**Entries from a visual dataset**
** Start **
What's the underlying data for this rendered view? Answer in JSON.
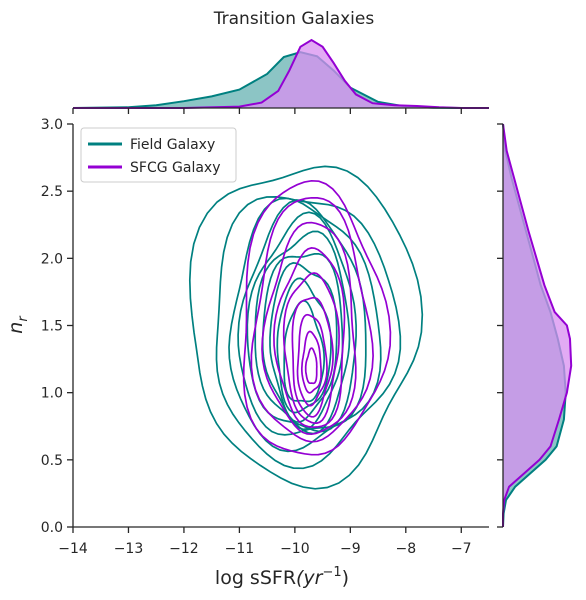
{
  "chart_data": {
    "type": "kde_joint",
    "title": "Transition Galaxies",
    "xlabel": "log sSFR",
    "xlabel_unit": "(yr",
    "xlabel_exp": "−1",
    "xlabel_close": ")",
    "ylabel": "n",
    "ylabel_sub": "r",
    "xlim": [
      -14,
      -6.5
    ],
    "ylim": [
      0,
      3.0
    ],
    "xticks": [
      -14,
      -13,
      -12,
      -11,
      -10,
      -9,
      -8,
      -7
    ],
    "xtick_labels": [
      "−14",
      "−13",
      "−12",
      "−11",
      "−10",
      "−9",
      "−8",
      "−7"
    ],
    "yticks": [
      0,
      0.5,
      1.0,
      1.5,
      2.0,
      2.5,
      3.0
    ],
    "ytick_labels": [
      "0.0",
      "0.5",
      "1.0",
      "1.5",
      "2.0",
      "2.5",
      "3.0"
    ],
    "legend_position": "upper-left",
    "series": [
      {
        "name": "Field Galaxy",
        "color": "#008080",
        "fill": "#66b2b2",
        "center": [
          -9.85,
          1.25
        ],
        "contours": [
          {
            "rx": 2.05,
            "ry": 1.28,
            "cy": 1.45
          },
          {
            "rx": 1.65,
            "ry": 1.08,
            "cy": 1.42
          },
          {
            "rx": 1.35,
            "ry": 0.98,
            "cy": 1.42
          },
          {
            "rx": 1.15,
            "ry": 0.92,
            "cy": 1.43
          },
          {
            "rx": 0.98,
            "ry": 0.85,
            "cy": 1.42
          },
          {
            "rx": 0.85,
            "ry": 0.78,
            "cy": 1.4
          },
          {
            "rx": 0.72,
            "ry": 0.7,
            "cy": 1.38
          },
          {
            "rx": 0.6,
            "ry": 0.62,
            "cy": 1.35
          },
          {
            "rx": 0.48,
            "ry": 0.52,
            "cy": 1.3
          },
          {
            "rx": 0.36,
            "ry": 0.4,
            "cy": 1.25
          }
        ],
        "x_marginal": {
          "x": [
            -14,
            -13,
            -12.5,
            -12,
            -11.5,
            -11,
            -10.5,
            -10.2,
            -9.9,
            -9.6,
            -9.3,
            -9,
            -8.5,
            -8,
            -7.5,
            -7,
            -6.5
          ],
          "density": [
            0.0,
            0.01,
            0.04,
            0.1,
            0.17,
            0.27,
            0.5,
            0.75,
            0.82,
            0.76,
            0.55,
            0.3,
            0.09,
            0.02,
            0.005,
            0.0,
            0.0
          ]
        },
        "y_marginal": {
          "y": [
            0,
            0.1,
            0.2,
            0.3,
            0.4,
            0.5,
            0.6,
            0.8,
            1.0,
            1.2,
            1.4,
            1.6,
            1.8,
            2.0,
            2.2,
            2.4,
            2.6,
            2.8,
            3.0
          ],
          "density": [
            0.0,
            0.01,
            0.05,
            0.2,
            0.45,
            0.7,
            0.88,
            1.0,
            1.03,
            1.0,
            0.9,
            0.78,
            0.62,
            0.5,
            0.38,
            0.26,
            0.14,
            0.04,
            0.0
          ]
        }
      },
      {
        "name": "SFCG Galaxy",
        "color": "#9400d3",
        "fill": "#d88ff0",
        "center": [
          -9.7,
          1.2
        ],
        "contours": [
          {
            "rx": 1.3,
            "ry": 1.1,
            "cy": 1.45
          },
          {
            "rx": 1.05,
            "ry": 0.98,
            "cy": 1.45
          },
          {
            "rx": 0.82,
            "ry": 0.85,
            "cy": 1.4
          },
          {
            "rx": 0.62,
            "ry": 0.72,
            "cy": 1.35
          },
          {
            "rx": 0.48,
            "ry": 0.6,
            "cy": 1.3
          },
          {
            "rx": 0.36,
            "ry": 0.48,
            "cy": 1.25
          },
          {
            "rx": 0.26,
            "ry": 0.36,
            "cy": 1.22
          },
          {
            "rx": 0.17,
            "ry": 0.24,
            "cy": 1.2
          },
          {
            "rx": 0.1,
            "ry": 0.14,
            "cy": 1.18
          }
        ],
        "x_marginal": {
          "x": [
            -14,
            -12,
            -11,
            -10.6,
            -10.3,
            -10.1,
            -9.9,
            -9.7,
            -9.5,
            -9.3,
            -9.1,
            -8.9,
            -8.6,
            -8.2,
            -7.8,
            -7.4,
            -7,
            -6.5
          ],
          "density": [
            0.0,
            0.0,
            0.02,
            0.08,
            0.25,
            0.55,
            0.9,
            1.0,
            0.9,
            0.66,
            0.4,
            0.2,
            0.07,
            0.04,
            0.03,
            0.01,
            0.0,
            0.0
          ]
        },
        "y_marginal": {
          "y": [
            0,
            0.1,
            0.2,
            0.3,
            0.4,
            0.5,
            0.6,
            0.8,
            1.0,
            1.2,
            1.4,
            1.5,
            1.6,
            1.8,
            2.0,
            2.2,
            2.4,
            2.6,
            2.8,
            3.0
          ],
          "density": [
            0.0,
            0.0,
            0.02,
            0.1,
            0.35,
            0.6,
            0.78,
            0.92,
            1.05,
            1.12,
            1.1,
            1.05,
            0.85,
            0.68,
            0.55,
            0.42,
            0.3,
            0.18,
            0.06,
            0.0
          ]
        }
      }
    ]
  }
}
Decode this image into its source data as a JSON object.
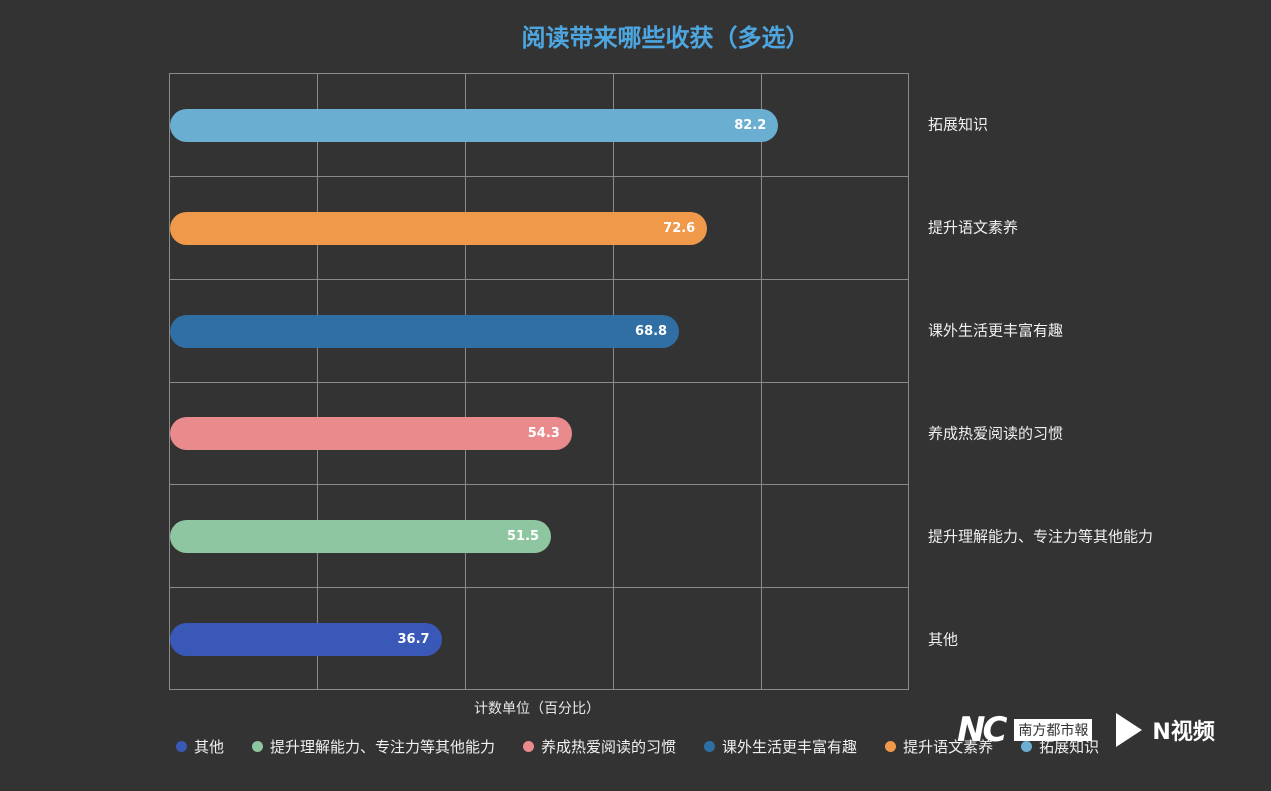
{
  "chart_data": {
    "type": "bar",
    "orientation": "horizontal",
    "title": "阅读带来哪些收获（多选）",
    "xlabel": "计数单位（百分比）",
    "ylabel": "",
    "xlim": [
      0,
      100
    ],
    "grid": true,
    "grid_step": 20,
    "categories": [
      "拓展知识",
      "提升语文素养",
      "课外生活更丰富有趣",
      "养成热爱阅读的习惯",
      "提升理解能力、专注力等其他能力",
      "其他"
    ],
    "values": [
      82.2,
      72.6,
      68.8,
      54.3,
      51.5,
      36.7
    ],
    "colors": [
      "#6aaed1",
      "#f0994a",
      "#2f6fa3",
      "#e98a8c",
      "#8dc6a0",
      "#3a58b8"
    ],
    "legend_position": "bottom",
    "legend": [
      "其他",
      "提升理解能力、专注力等其他能力",
      "养成热爱阅读的习惯",
      "课外生活更丰富有趣",
      "提升语文素养",
      "拓展知识"
    ],
    "legend_colors": [
      "#3a58b8",
      "#8dc6a0",
      "#e98a8c",
      "#2f6fa3",
      "#f0994a",
      "#6aaed1"
    ]
  },
  "watermark": {
    "logo": "NC",
    "paper": "南方都市報",
    "video": "N视频"
  }
}
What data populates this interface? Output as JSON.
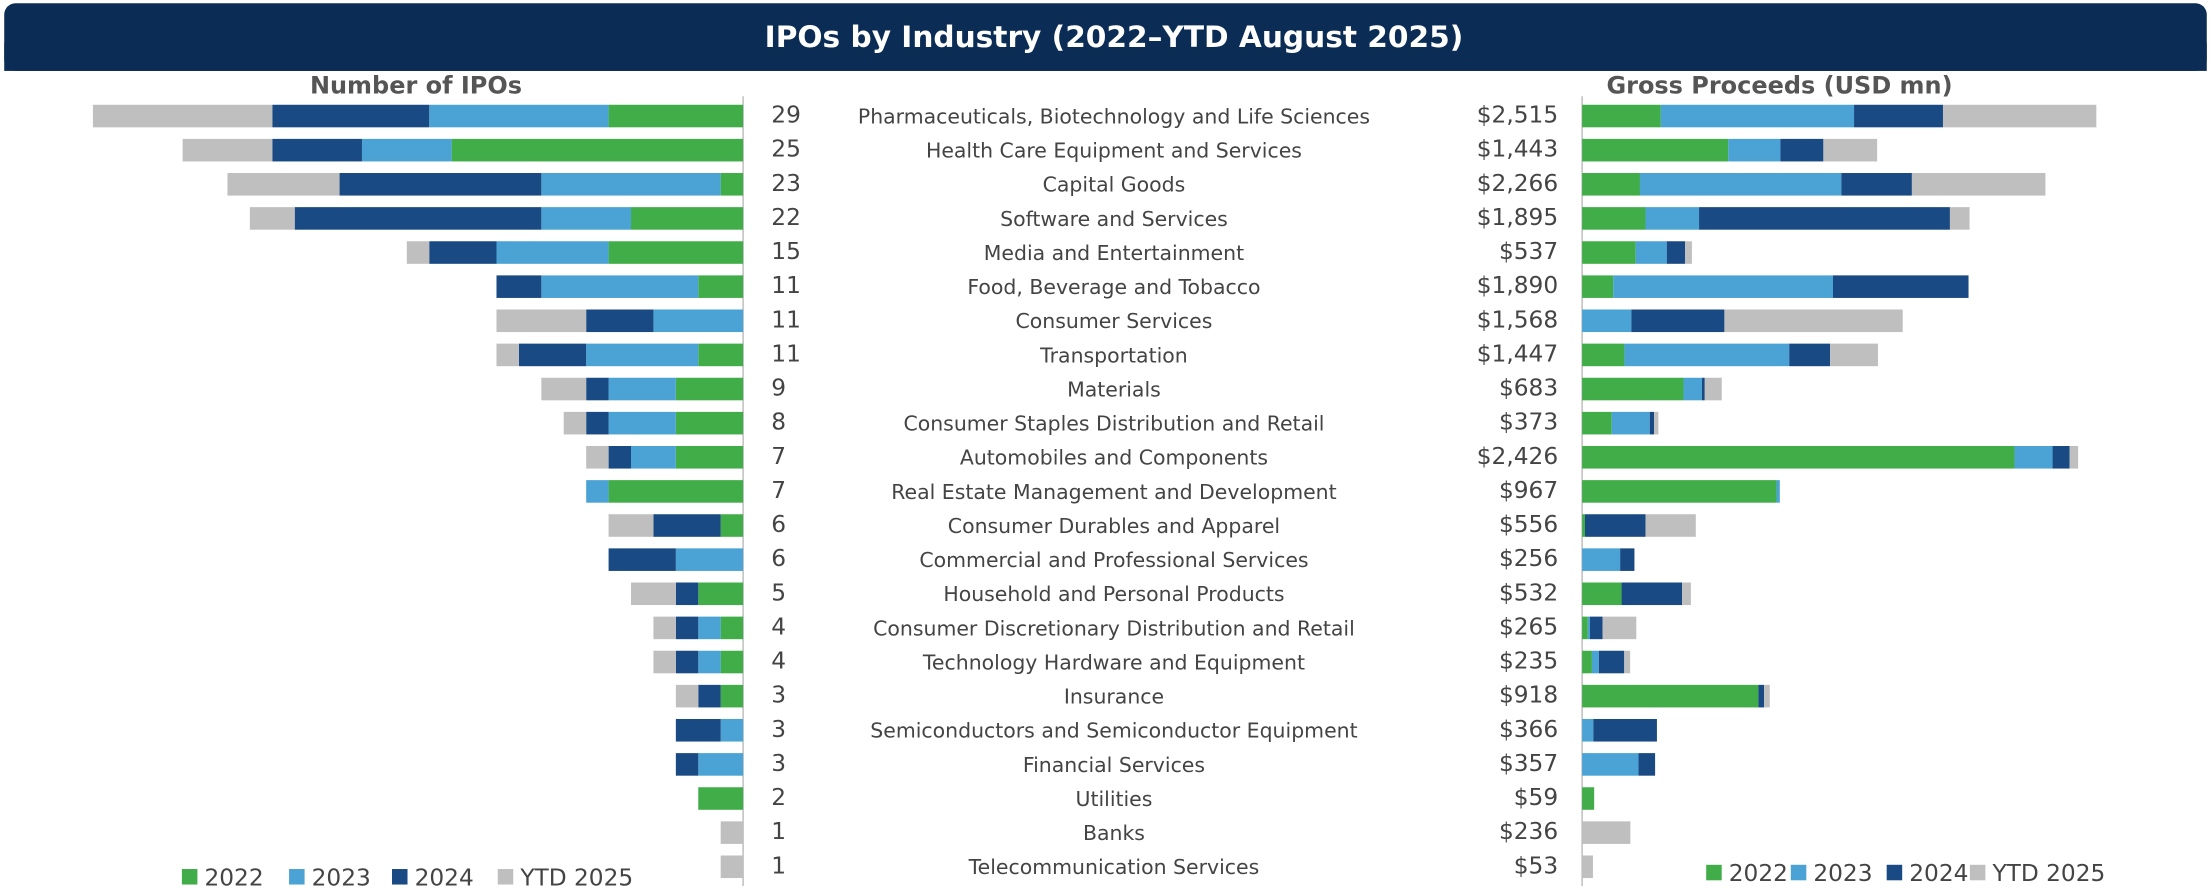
** End **
**TASK DESCRIPTION**
Copy the records exactly. Skip the pictures.

**RESULT OF THIS EXERCISE**
What's the underlying data for this rendered view? Answer in JSON.
{
  "chart_data": {
    "type": "kde_joint",
    "title": "Transition Galaxies",
    "xlabel": "log sSFR",
    "xlabel_unit": "(yr",
    "xlabel_exp": "−1",
    "xlabel_close": ")",
    "ylabel": "n",
    "ylabel_sub": "r",
    "xlim": [
      -14,
      -6.5
    ],
    "ylim": [
      0,
      3.0
    ],
    "xticks": [
      -14,
      -13,
      -12,
      -11,
      -10,
      -9,
      -8,
      -7
    ],
    "xtick_labels": [
      "−14",
      "−13",
      "−12",
      "−11",
      "−10",
      "−9",
      "−8",
      "−7"
    ],
    "yticks": [
      0,
      0.5,
      1.0,
      1.5,
      2.0,
      2.5,
      3.0
    ],
    "ytick_labels": [
      "0.0",
      "0.5",
      "1.0",
      "1.5",
      "2.0",
      "2.5",
      "3.0"
    ],
    "legend_position": "upper-left",
    "series": [
      {
        "name": "Field Galaxy",
        "color": "#008080",
        "fill": "#66b2b2",
        "center": [
          -9.85,
          1.25
        ],
        "contours": [
          {
            "rx": 2.05,
            "ry": 1.28,
            "cy": 1.45
          },
          {
            "rx": 1.65,
            "ry": 1.08,
            "cy": 1.42
          },
          {
            "rx": 1.35,
            "ry": 0.98,
            "cy": 1.42
          },
          {
            "rx": 1.15,
            "ry": 0.92,
            "cy": 1.43
          },
          {
            "rx": 0.98,
            "ry": 0.85,
            "cy": 1.42
          },
          {
            "rx": 0.85,
            "ry": 0.78,
            "cy": 1.4
          },
          {
            "rx": 0.72,
            "ry": 0.7,
            "cy": 1.38
          },
          {
            "rx": 0.6,
            "ry": 0.62,
            "cy": 1.35
          },
          {
            "rx": 0.48,
            "ry": 0.52,
            "cy": 1.3
          },
          {
            "rx": 0.36,
            "ry": 0.4,
            "cy": 1.25
          }
        ],
        "x_marginal": {
          "x": [
            -14,
            -13,
            -12.5,
            -12,
            -11.5,
            -11,
            -10.5,
            -10.2,
            -9.9,
            -9.6,
            -9.3,
            -9,
            -8.5,
            -8,
            -7.5,
            -7,
            -6.5
          ],
          "density": [
            0.0,
            0.01,
            0.04,
            0.1,
            0.17,
            0.27,
            0.5,
            0.75,
            0.82,
            0.76,
            0.55,
            0.3,
            0.09,
            0.02,
            0.005,
            0.0,
            0.0
          ]
        },
        "y_marginal": {
          "y": [
            0,
            0.1,
            0.2,
            0.3,
            0.4,
            0.5,
            0.6,
            0.8,
            1.0,
            1.2,
            1.4,
            1.6,
            1.8,
            2.0,
            2.2,
            2.4,
            2.6,
            2.8,
            3.0
          ],
          "density": [
            0.0,
            0.01,
            0.05,
            0.2,
            0.45,
            0.7,
            0.88,
            1.0,
            1.03,
            1.0,
            0.9,
            0.78,
            0.62,
            0.5,
            0.38,
            0.26,
            0.14,
            0.04,
            0.0
          ]
        }
      },
      {
        "name": "SFCG Galaxy",
        "color": "#9400d3",
        "fill": "#d88ff0",
        "center": [
          -9.7,
          1.2
        ],
        "contours": [
          {
            "rx": 1.3,
            "ry": 1.1,
            "cy": 1.45
          },
          {
            "rx": 1.05,
            "ry": 0.98,
            "cy": 1.45
          },
          {
            "rx": 0.82,
            "ry": 0.85,
            "cy": 1.4
          },
          {
            "rx": 0.62,
            "ry": 0.72,
            "cy": 1.35
          },
          {
            "rx": 0.48,
            "ry": 0.6,
            "cy": 1.3
          },
          {
            "rx": 0.36,
            "ry": 0.48,
            "cy": 1.25
          },
          {
            "rx": 0.26,
            "ry": 0.36,
            "cy": 1.22
          },
          {
            "rx": 0.17,
            "ry": 0.24,
            "cy": 1.2
          },
          {
            "rx": 0.1,
            "ry": 0.14,
            "cy": 1.18
          }
        ],
        "x_marginal": {
          "x": [
            -14,
            -12,
            -11,
            -10.6,
            -10.3,
            -10.1,
            -9.9,
            -9.7,
            -9.5,
            -9.3,
            -9.1,
            -8.9,
            -8.6,
            -8.2,
            -7.8,
            -7.4,
            -7,
            -6.5
          ],
          "density": [
            0.0,
            0.0,
            0.02,
            0.08,
            0.25,
            0.55,
            0.9,
            1.0,
            0.9,
            0.66,
            0.4,
            0.2,
            0.07,
            0.04,
            0.03,
            0.01,
            0.0,
            0.0
          ]
        },
        "y_marginal": {
          "y": [
            0,
            0.1,
            0.2,
            0.3,
            0.4,
            0.5,
            0.6,
            0.8,
            1.0,
            1.2,
            1.4,
            1.5,
            1.6,
            1.8,
            2.0,
            2.2,
            2.4,
            2.6,
            2.8,
            3.0
          ],
          "density": [
            0.0,
            0.0,
            0.02,
            0.1,
            0.35,
            0.6,
            0.78,
            0.92,
            1.05,
            1.12,
            1.1,
            1.05,
            0.85,
            0.68,
            0.55,
            0.42,
            0.3,
            0.18,
            0.06,
            0.0
          ]
        }
      }
    ]
  }
}
Decode this image into its source data as a JSON object.
{
  "chart_data": {
    "type": "bar",
    "orientation": "horizontal",
    "title": "阅读带来哪些收获（多选）",
    "xlabel": "计数单位（百分比）",
    "ylabel": "",
    "xlim": [
      0,
      100
    ],
    "grid": true,
    "grid_step": 20,
    "categories": [
      "拓展知识",
      "提升语文素养",
      "课外生活更丰富有趣",
      "养成热爱阅读的习惯",
      "提升理解能力、专注力等其他能力",
      "其他"
    ],
    "values": [
      82.2,
      72.6,
      68.8,
      54.3,
      51.5,
      36.7
    ],
    "colors": [
      "#6aaed1",
      "#f0994a",
      "#2f6fa3",
      "#e98a8c",
      "#8dc6a0",
      "#3a58b8"
    ],
    "legend_position": "bottom",
    "legend": [
      "其他",
      "提升理解能力、专注力等其他能力",
      "养成热爱阅读的习惯",
      "课外生活更丰富有趣",
      "提升语文素养",
      "拓展知识"
    ],
    "legend_colors": [
      "#3a58b8",
      "#8dc6a0",
      "#e98a8c",
      "#2f6fa3",
      "#f0994a",
      "#6aaed1"
    ]
  },
  "watermark": {
    "logo": "NC",
    "paper": "南方都市報",
    "video": "N视频"
  }
}
What data populates this interface? Output as JSON.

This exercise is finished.